Work to complete: Return each line of the listing below, unchanged, and omit the images.
>> start Extracted material
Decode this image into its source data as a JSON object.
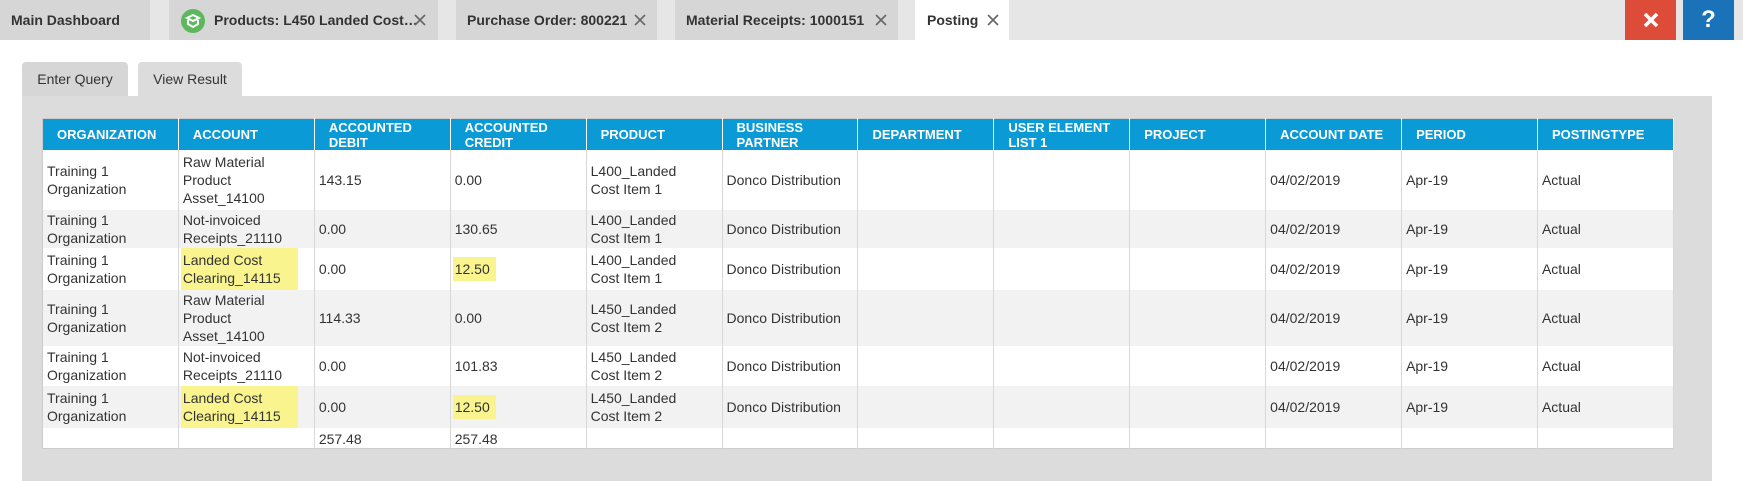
{
  "tabs": [
    "Main Dashboard",
    "Products: L450 Landed Cost…",
    "Purchase Order: 800221",
    "Material Receipts: 1000151",
    "Posting"
  ],
  "help_button": "?",
  "query_tabs": [
    "Enter Query",
    "View Result"
  ],
  "table": {
    "columns": [
      "ORGANIZATION",
      "ACCOUNT",
      "ACCOUNTED DEBIT",
      "ACCOUNTED CREDIT",
      "PRODUCT",
      "BUSINESS PARTNER",
      "DEPARTMENT",
      "USER ELEMENT LIST 1",
      "PROJECT",
      "ACCOUNT DATE",
      "PERIOD",
      "POSTINGTYPE"
    ],
    "rows": [
      [
        "Training 1 Organization",
        "Raw Material Product Asset_14100",
        "143.15",
        "0.00",
        "L400_Landed Cost Item 1",
        "Donco Distribution",
        null,
        null,
        null,
        "04/02/2019",
        "Apr-19",
        "Actual"
      ],
      [
        "Training 1 Organization",
        "Not-invoiced Receipts_21110",
        "0.00",
        "130.65",
        "L400_Landed Cost Item 1",
        "Donco Distribution",
        null,
        null,
        null,
        "04/02/2019",
        "Apr-19",
        "Actual"
      ],
      [
        "Training 1 Organization",
        "Landed Cost Clearing_14115",
        "0.00",
        "12.50",
        "L400_Landed Cost Item 1",
        "Donco Distribution",
        null,
        null,
        null,
        "04/02/2019",
        "Apr-19",
        "Actual"
      ],
      [
        "Training 1 Organization",
        "Raw Material Product Asset_14100",
        "114.33",
        "0.00",
        "L450_Landed Cost Item 2",
        "Donco Distribution",
        null,
        null,
        null,
        "04/02/2019",
        "Apr-19",
        "Actual"
      ],
      [
        "Training 1 Organization",
        "Not-invoiced Receipts_21110",
        "0.00",
        "101.83",
        "L450_Landed Cost Item 2",
        "Donco Distribution",
        null,
        null,
        null,
        "04/02/2019",
        "Apr-19",
        "Actual"
      ],
      [
        "Training 1 Organization",
        "Landed Cost Clearing_14115",
        "0.00",
        "12.50",
        "L450_Landed Cost Item 2",
        "Donco Distribution",
        null,
        null,
        null,
        "04/02/2019",
        "Apr-19",
        "Actual"
      ]
    ],
    "totals": [
      null,
      null,
      "257.48",
      "257.48",
      null,
      null,
      null,
      null,
      null,
      null,
      null,
      null
    ]
  }
}
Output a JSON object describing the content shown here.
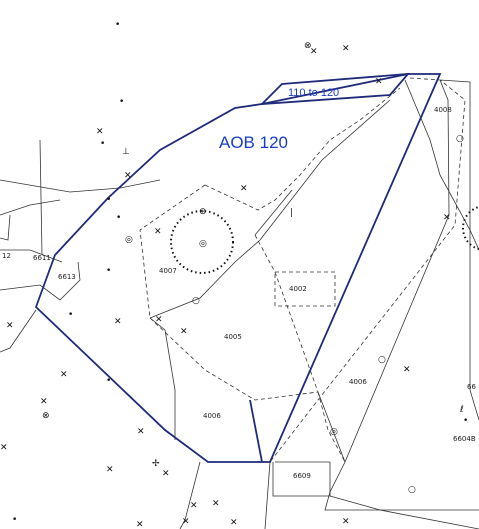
{
  "colors": {
    "aob_outline": "#1f2a7a",
    "aob_label": "#1a3ccc",
    "linework": "#222222",
    "background": "#ffffff"
  },
  "map": {
    "aob_label": "AOB 120",
    "band_label": "110 to 120",
    "parcels": [
      "12",
      "6611",
      "6613",
      "4007",
      "4002",
      "4005",
      "4006",
      "4006",
      "4008",
      "6609",
      "6604B",
      "66"
    ]
  }
}
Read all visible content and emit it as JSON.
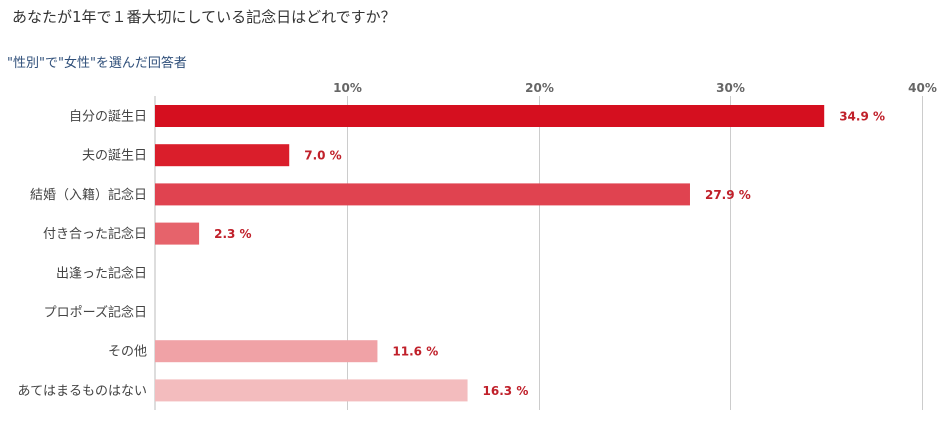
{
  "question": "あなたが1年で１番大切にしている記念日はどれですか？",
  "filter_label": "\"性別\"で\"女性\"を選んだ回答者",
  "chart_data": {
    "type": "bar",
    "orientation": "horizontal",
    "categories": [
      "自分の誕生日",
      "夫の誕生日",
      "結婚（入籍）記念日",
      "付き合った記念日",
      "出逢った記念日",
      "プロポーズ記念日",
      "その他",
      "あてはまるものはない"
    ],
    "values": [
      34.9,
      7.0,
      27.9,
      2.3,
      0,
      0,
      11.6,
      16.3
    ],
    "value_labels": [
      "34.9 %",
      "7.0 %",
      "27.9 %",
      "2.3 %",
      "",
      "",
      "11.6 %",
      "16.3 %"
    ],
    "colors": [
      "#d50f1f",
      "#da1e2b",
      "#e04350",
      "#e6636b",
      "#eb828a",
      "#ee9aa0",
      "#f0a2a6",
      "#f3bcbe"
    ],
    "xlim": [
      0,
      40
    ],
    "ticks": [
      10,
      20,
      30,
      40
    ],
    "tick_labels": [
      "10%",
      "20%",
      "30%",
      "40%"
    ],
    "grid": true,
    "value_label_color": "#c0202a"
  }
}
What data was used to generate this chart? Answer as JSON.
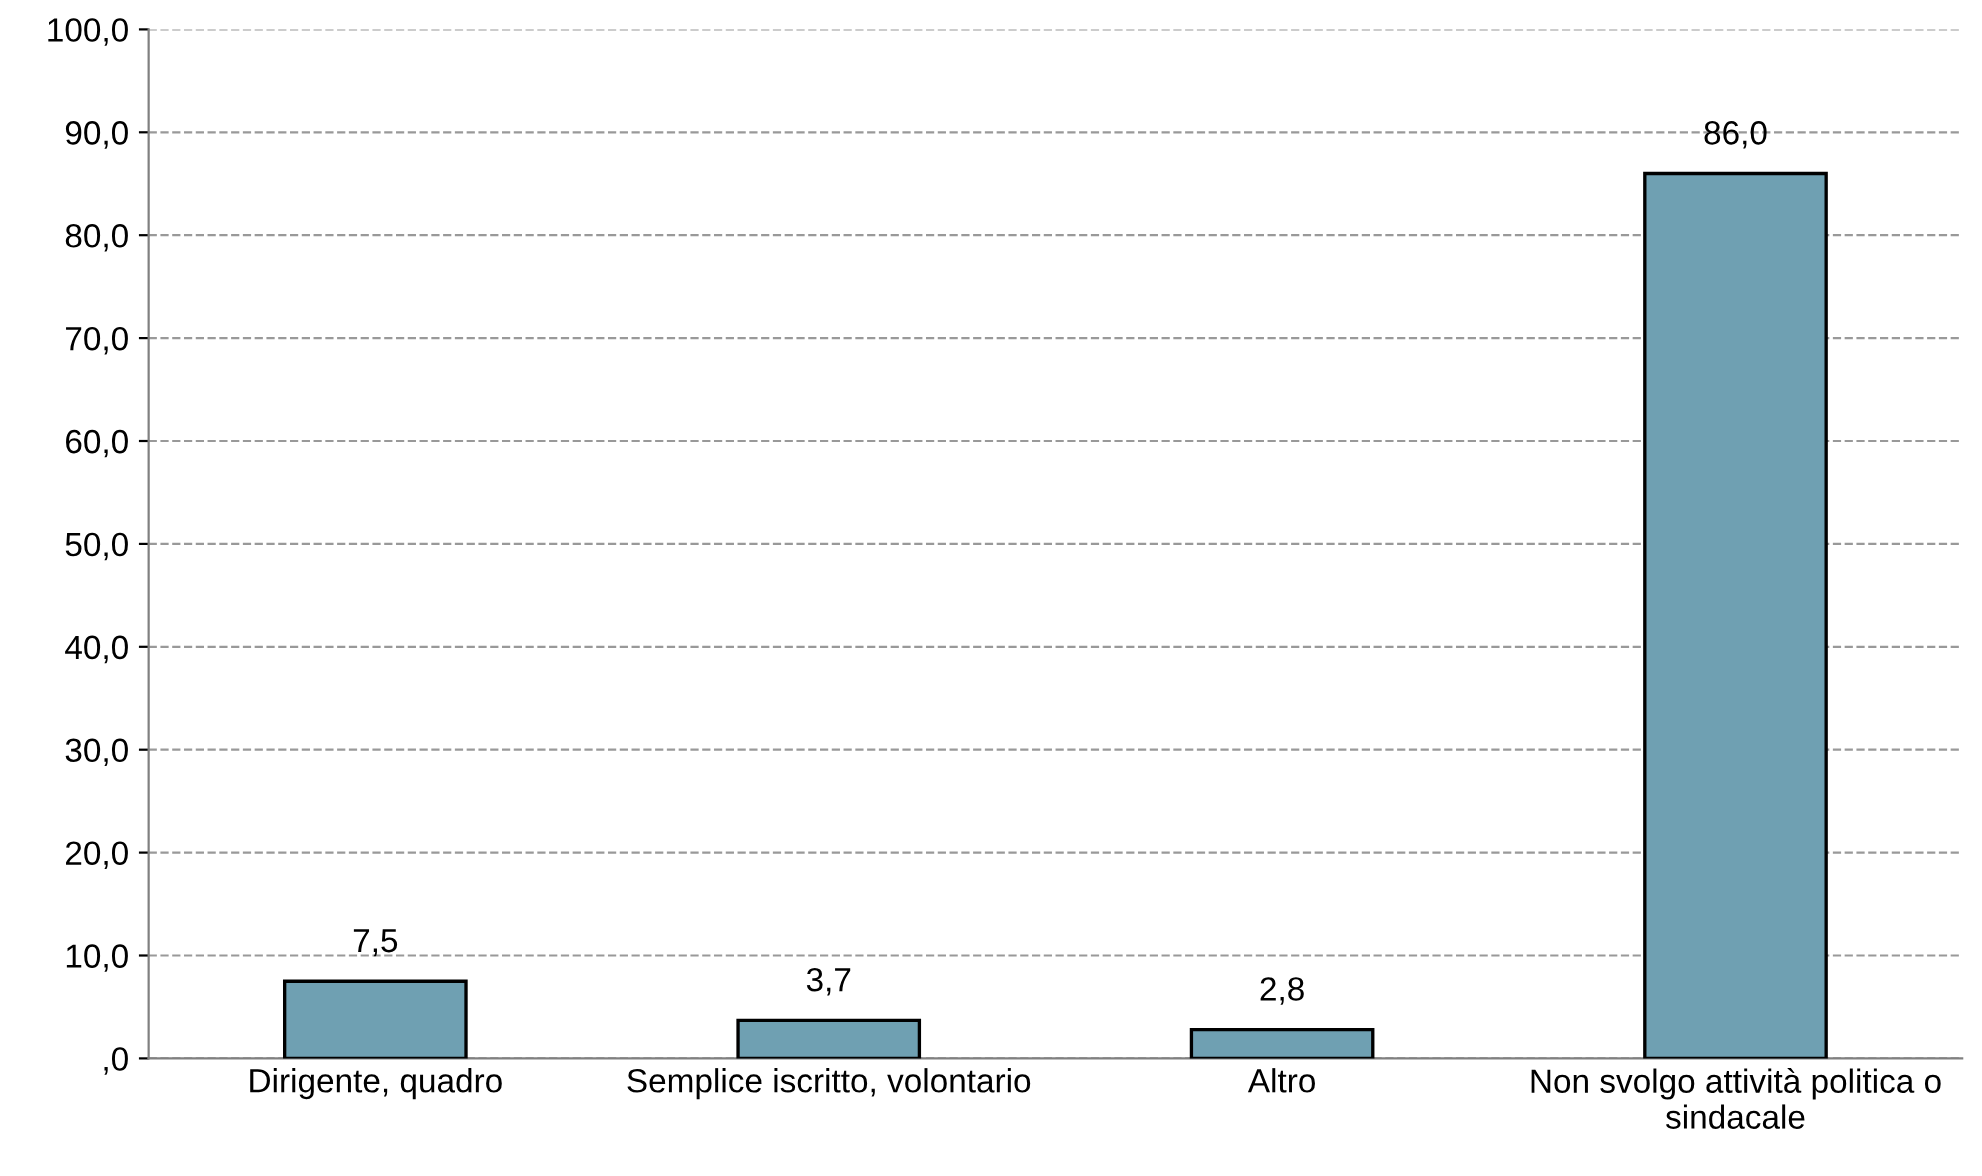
{
  "chart_data": {
    "type": "bar",
    "categories": [
      "Dirigente, quadro",
      "Semplice iscritto, volontario",
      "Altro",
      "Non svolgo attività politica o sindacale"
    ],
    "values": [
      7.5,
      3.7,
      2.8,
      86.0
    ],
    "value_labels": [
      "7,5",
      "3,7",
      "2,8",
      "86,0"
    ],
    "color": "#6fa0b2",
    "ylim": [
      0,
      100
    ],
    "yticks": [
      {
        "value": 0,
        "label": ",0"
      },
      {
        "value": 10,
        "label": "10,0"
      },
      {
        "value": 20,
        "label": "20,0"
      },
      {
        "value": 30,
        "label": "30,0"
      },
      {
        "value": 40,
        "label": "40,0"
      },
      {
        "value": 50,
        "label": "50,0"
      },
      {
        "value": 60,
        "label": "60,0"
      },
      {
        "value": 70,
        "label": "70,0"
      },
      {
        "value": 80,
        "label": "80,0"
      },
      {
        "value": 90,
        "label": "90,0"
      },
      {
        "value": 100,
        "label": "100,0"
      }
    ],
    "grid": "y"
  }
}
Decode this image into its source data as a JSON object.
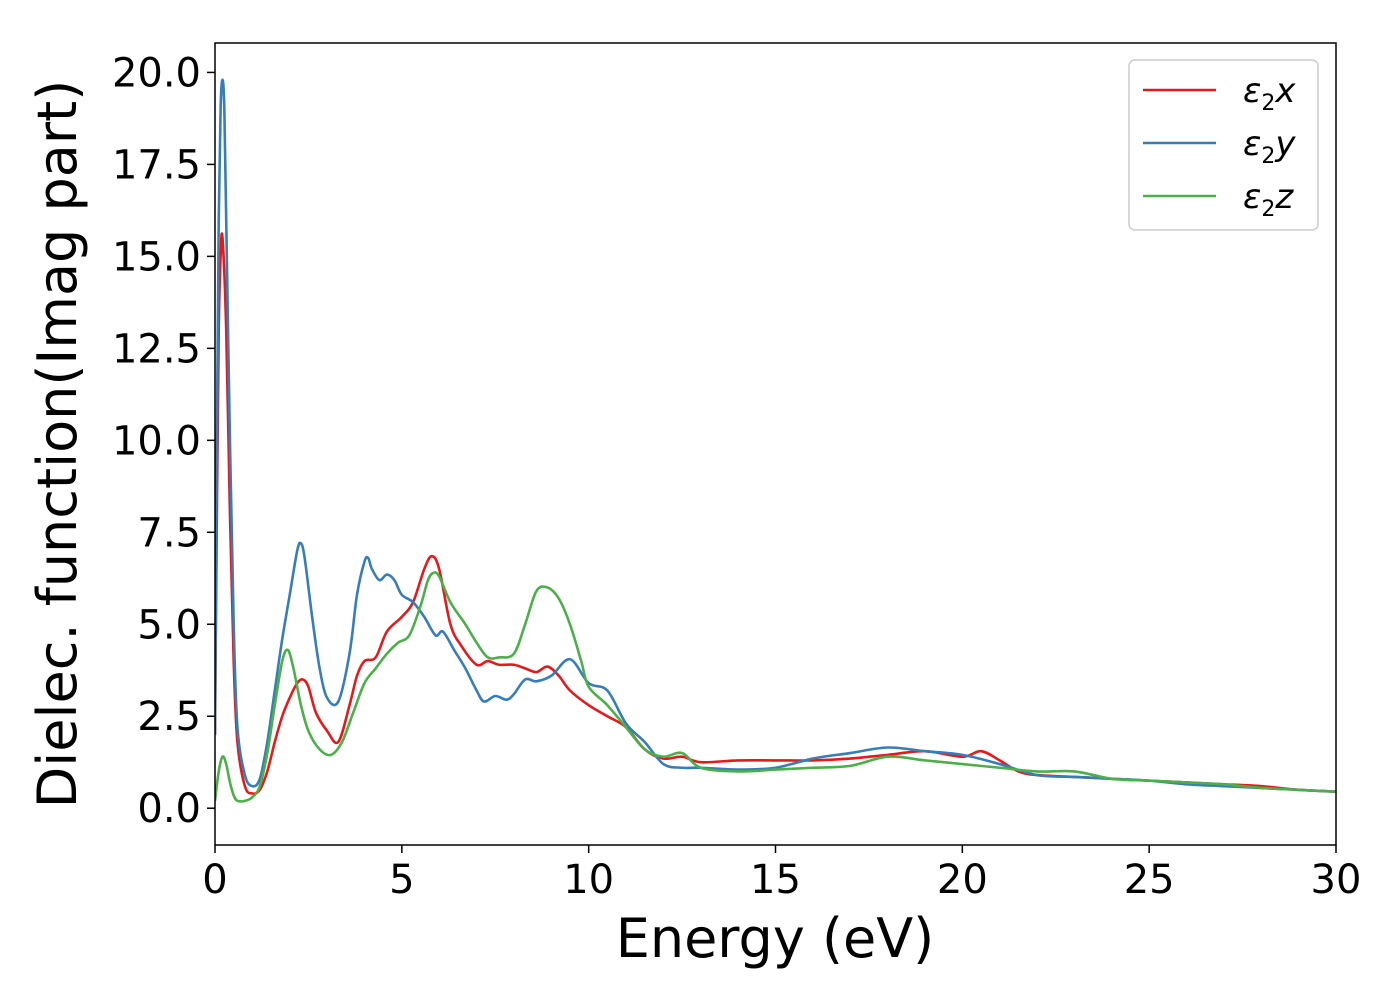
>> end Extracted material
Result of this task:
Decode this image into its source data as a JSON object.
{
  "tabs": [
    "Main Dashboard",
    "Products: L450 Landed Cost…",
    "Purchase Order: 800221",
    "Material Receipts: 1000151",
    "Posting"
  ],
  "help_button": "?",
  "query_tabs": [
    "Enter Query",
    "View Result"
  ],
  "table": {
    "columns": [
      "ORGANIZATION",
      "ACCOUNT",
      "ACCOUNTED DEBIT",
      "ACCOUNTED CREDIT",
      "PRODUCT",
      "BUSINESS PARTNER",
      "DEPARTMENT",
      "USER ELEMENT LIST 1",
      "PROJECT",
      "ACCOUNT DATE",
      "PERIOD",
      "POSTINGTYPE"
    ],
    "rows": [
      [
        "Training 1 Organization",
        "Raw Material Product Asset_14100",
        "143.15",
        "0.00",
        "L400_Landed Cost Item 1",
        "Donco Distribution",
        null,
        null,
        null,
        "04/02/2019",
        "Apr-19",
        "Actual"
      ],
      [
        "Training 1 Organization",
        "Not-invoiced Receipts_21110",
        "0.00",
        "130.65",
        "L400_Landed Cost Item 1",
        "Donco Distribution",
        null,
        null,
        null,
        "04/02/2019",
        "Apr-19",
        "Actual"
      ],
      [
        "Training 1 Organization",
        "Landed Cost Clearing_14115",
        "0.00",
        "12.50",
        "L400_Landed Cost Item 1",
        "Donco Distribution",
        null,
        null,
        null,
        "04/02/2019",
        "Apr-19",
        "Actual"
      ],
      [
        "Training 1 Organization",
        "Raw Material Product Asset_14100",
        "114.33",
        "0.00",
        "L450_Landed Cost Item 2",
        "Donco Distribution",
        null,
        null,
        null,
        "04/02/2019",
        "Apr-19",
        "Actual"
      ],
      [
        "Training 1 Organization",
        "Not-invoiced Receipts_21110",
        "0.00",
        "101.83",
        "L450_Landed Cost Item 2",
        "Donco Distribution",
        null,
        null,
        null,
        "04/02/2019",
        "Apr-19",
        "Actual"
      ],
      [
        "Training 1 Organization",
        "Landed Cost Clearing_14115",
        "0.00",
        "12.50",
        "L450_Landed Cost Item 2",
        "Donco Distribution",
        null,
        null,
        null,
        "04/02/2019",
        "Apr-19",
        "Actual"
      ]
    ],
    "totals": [
      null,
      null,
      "257.48",
      "257.48",
      null,
      null,
      null,
      null,
      null,
      null,
      null,
      null
    ]
  }
}
Output a JSON object describing the content shown here.
{
  "colors": {
    "aob_outline": "#1f2a7a",
    "aob_label": "#1a3ccc",
    "linework": "#222222",
    "background": "#ffffff"
  },
  "map": {
    "aob_label": "AOB 120",
    "band_label": "110 to 120",
    "parcels": [
      "12",
      "6611",
      "6613",
      "4007",
      "4002",
      "4005",
      "4006",
      "4006",
      "4008",
      "6609",
      "6604B",
      "66"
    ]
  }
}
Read all visible content and emit it as JSON.
{
  "question": "あなたが1年で１番大切にしている記念日はどれですか？",
  "filter_label": "\"性別\"で\"女性\"を選んだ回答者",
  "chart_data": {
    "type": "bar",
    "orientation": "horizontal",
    "categories": [
      "自分の誕生日",
      "夫の誕生日",
      "結婚（入籍）記念日",
      "付き合った記念日",
      "出逢った記念日",
      "プロポーズ記念日",
      "その他",
      "あてはまるものはない"
    ],
    "values": [
      34.9,
      7.0,
      27.9,
      2.3,
      0,
      0,
      11.6,
      16.3
    ],
    "value_labels": [
      "34.9 %",
      "7.0 %",
      "27.9 %",
      "2.3 %",
      "",
      "",
      "11.6 %",
      "16.3 %"
    ],
    "colors": [
      "#d50f1f",
      "#da1e2b",
      "#e04350",
      "#e6636b",
      "#eb828a",
      "#ee9aa0",
      "#f0a2a6",
      "#f3bcbe"
    ],
    "xlim": [
      0,
      40
    ],
    "ticks": [
      10,
      20,
      30,
      40
    ],
    "tick_labels": [
      "10%",
      "20%",
      "30%",
      "40%"
    ],
    "grid": true,
    "value_label_color": "#c0202a"
  }
}
What data was used to generate this chart? Answer as JSON.
{
  "chart_data": {
    "type": "bar",
    "categories": [
      "Dirigente, quadro",
      "Semplice iscritto, volontario",
      "Altro",
      "Non svolgo attività politica o sindacale"
    ],
    "values": [
      7.5,
      3.7,
      2.8,
      86.0
    ],
    "value_labels": [
      "7,5",
      "3,7",
      "2,8",
      "86,0"
    ],
    "color": "#6fa0b2",
    "ylim": [
      0,
      100
    ],
    "yticks": [
      {
        "value": 0,
        "label": ",0"
      },
      {
        "value": 10,
        "label": "10,0"
      },
      {
        "value": 20,
        "label": "20,0"
      },
      {
        "value": 30,
        "label": "30,0"
      },
      {
        "value": 40,
        "label": "40,0"
      },
      {
        "value": 50,
        "label": "50,0"
      },
      {
        "value": 60,
        "label": "60,0"
      },
      {
        "value": 70,
        "label": "70,0"
      },
      {
        "value": 80,
        "label": "80,0"
      },
      {
        "value": 90,
        "label": "90,0"
      },
      {
        "value": 100,
        "label": "100,0"
      }
    ],
    "grid": "y"
  }
}
Decode this image into its source data as a JSON object.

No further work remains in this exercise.